* BEGIN Provided passage *

Electronics manufacturing in America or Europe? Western cultures seem to produce more creative talents while China promotes commercial innovation. Find out how to leverage this trend.

Simple, and then increasingly advanced, electronics manufacturing started moving from the US to Japan in the 1960s as brands searched for lower costs.  Subsequently, suppliers in other developing Asian countries provided even lower costs.

Labor intensive manufacturing moves like water. Water settles in the lowest point that has the fewest holes.  Manufacturing settles in the lowest cost location with an infrastructure to support it. Once manufacturing leaves a country that generally means costs have increased as have the technical capabilities.

Countries like Japan, Korea, and Taiwan all started excelling at higher value technology development as their manufacturing industry shrunk. Starting in the 1990s, China, with its low cost and hungry workforce, grew to become the world’s electronics manufacturing capital.

With rising costs in China and robots replacing laborers (among other factors), countries which previously became too expensive for manufacturing, but now develop the world’s leading technology, may be able to use that higher value technology to reignite their own domestic manufacturing.

Moving final assembly to Asia resulted in the build-up of supply chain infrastructure and knowledge about getting things made.  Through first-hand practice, development and assembly engineers gained practical experience, the key to optimizing processes. The number of engineers increased as demand for their services grew.

Entrepreneurs found ways to improve the efficiency of supply chains and logistics. While this development was happening in Asia, namely China, especially Shenzhen, the opposite was happening in the Western (US, EU, and for the sake of this article Japan, Korea, and Taiwan) world.

Demand for engineers related to production decreased while opportunities for advanced technology engineers remained robust. This makes sense since the infrastructure to support electronics manufacturing should be near to where the production actually happens and higher level engineers earn higher salaries, which was more possible in higher cost countries.

From a macro perspective, western cultures seem to produce more creative talents than Asian cultures.  Of course, there are amazingly creative talents from Asia, some of whom even go through the western education system, but western and eastern cultures have embedded differences that put different values on individualism and creativity.

* END Provided passage *
* BEGIN Provided data *

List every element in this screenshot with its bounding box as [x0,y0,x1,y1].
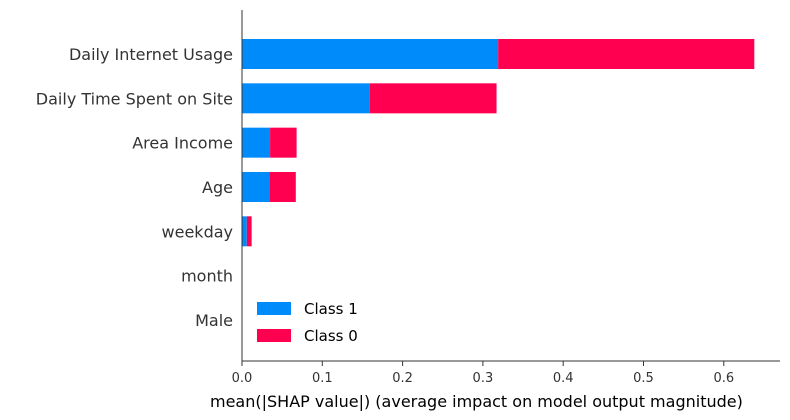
bar-2-1 [369,83,497,114]
category-label: Daily Internet Usage [69,45,233,64]
legend-swatch [257,302,291,315]
category-label: Area Income [132,134,233,153]
bar-2-3 [269,171,296,202]
x-tick-label: 0.3 [473,371,494,386]
legend-swatch [257,329,291,342]
bar-1-4 [242,216,247,247]
x-axis-ticks: 0.0 0.1 0.2 0.3 0.4 0.5 0.6 [232,361,734,386]
bar-1-3 [242,171,270,202]
category-label: Male [195,311,233,330]
bar-1-1 [242,83,370,114]
category-label: Age [202,178,233,197]
x-tick-label: 0.5 [633,371,654,386]
category-label: month [181,267,233,286]
bar-1-2 [242,127,271,158]
category-label: weekday [162,222,233,241]
bars-layer [242,39,755,247]
x-tick-label: 0.6 [713,371,734,386]
legend-label: Class 0 [304,327,358,345]
x-tick-label: 0.0 [232,371,253,386]
x-axis-title: mean(|SHAP value|) (average impact on mo… [210,392,743,411]
category-labels: Daily Internet Usage Daily Time Spent on … [36,45,233,330]
bar-1-0 [242,39,499,69]
x-tick-label: 0.1 [312,371,333,386]
x-tick-label: 0.4 [553,371,574,386]
legend: Class 1 Class 0 [257,300,358,345]
category-label: Daily Time Spent on Site [36,89,233,108]
x-tick-label: 0.2 [392,371,413,386]
bar-2-0 [498,39,755,69]
bar-2-4 [246,216,252,247]
bar-2-2 [270,127,297,158]
legend-label: Class 1 [304,300,358,318]
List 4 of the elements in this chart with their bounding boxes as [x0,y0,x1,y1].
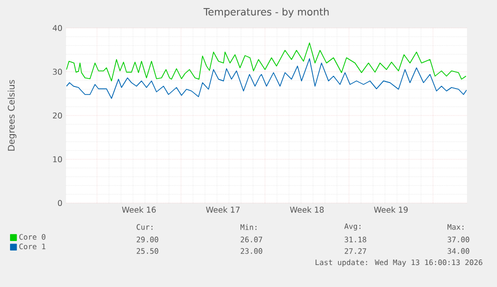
line-series [66,42,466,82]
y-axis-title: Degrees Celsius [8,80,16,151]
chart-title: Temperatures - by month [203,8,329,18]
line-series [66,58,467,99]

* END Provided data *

→ **Directive A**
Decide whether each statement agrees with the passage on electronics manufacturing. For each, answer yes or no and quote the deciding words. (i) Electronics manufacturing began moving from the US to Japan in the 1960s. (ii) China became the world's electronics manufacturing capital starting in the 1980s. (iii) In the Western world, demand for engineers tied to production went up.
→ **Directive B**
Quote the records word for word, beginning at the first line of the records and going on through the line with "List 4 of the", both included. Leave the pictures out.

→ **Full output A**
(i) Yes: "electronics manufacturing started moving from the US to Japan in the 1960s as brands searched for lower costs"
(ii) No: "Starting in the 1990s, China, with its low cost and hungry workforce, grew to become the world’s electronics manufacturing capital."
(iii) No: "Demand for engineers related to production decreased while opportunities for advanced technology engineers remained robust."

→ **Full output B**
List every element in this screenshot with its bounding box as [x0,y0,x1,y1].
bar-2-1 [369,83,497,114]
category-label: Daily Internet Usage [69,45,233,64]
legend-swatch [257,302,291,315]
category-label: Area Income [132,134,233,153]
bar-2-3 [269,171,296,202]
x-tick-label: 0.3 [473,371,494,386]
legend-swatch [257,329,291,342]
bar-1-4 [242,216,247,247]
x-axis-ticks: 0.0 0.1 0.2 0.3 0.4 0.5 0.6 [232,361,734,386]
bar-1-3 [242,171,270,202]
category-label: Male [195,311,233,330]
bar-1-1 [242,83,370,114]
category-label: Age [202,178,233,197]
x-tick-label: 0.5 [633,371,654,386]
category-label: month [181,267,233,286]
bar-1-2 [242,127,271,158]
category-label: weekday [162,222,233,241]
bars-layer [242,39,755,247]
x-tick-label: 0.6 [713,371,734,386]
legend-label: Class 0 [304,327,358,345]
x-tick-label: 0.0 [232,371,253,386]
x-axis-title: mean(|SHAP value|) (average impact on mo… [210,392,743,411]
category-labels: Daily Internet Usage Daily Time Spent on … [36,45,233,330]
bar-1-0 [242,39,499,69]
x-tick-label: 0.1 [312,371,333,386]
x-tick-label: 0.4 [553,371,574,386]
legend: Class 1 Class 0 [257,300,358,345]
category-label: Daily Time Spent on Site [36,89,233,108]
x-tick-label: 0.2 [392,371,413,386]
bar-2-0 [498,39,755,69]
bar-2-4 [246,216,252,247]
bar-2-2 [270,127,297,158]
legend-label: Class 1 [304,300,358,318]
List 4 of the elements in this chart with their bounding boxes as [x0,y0,x1,y1].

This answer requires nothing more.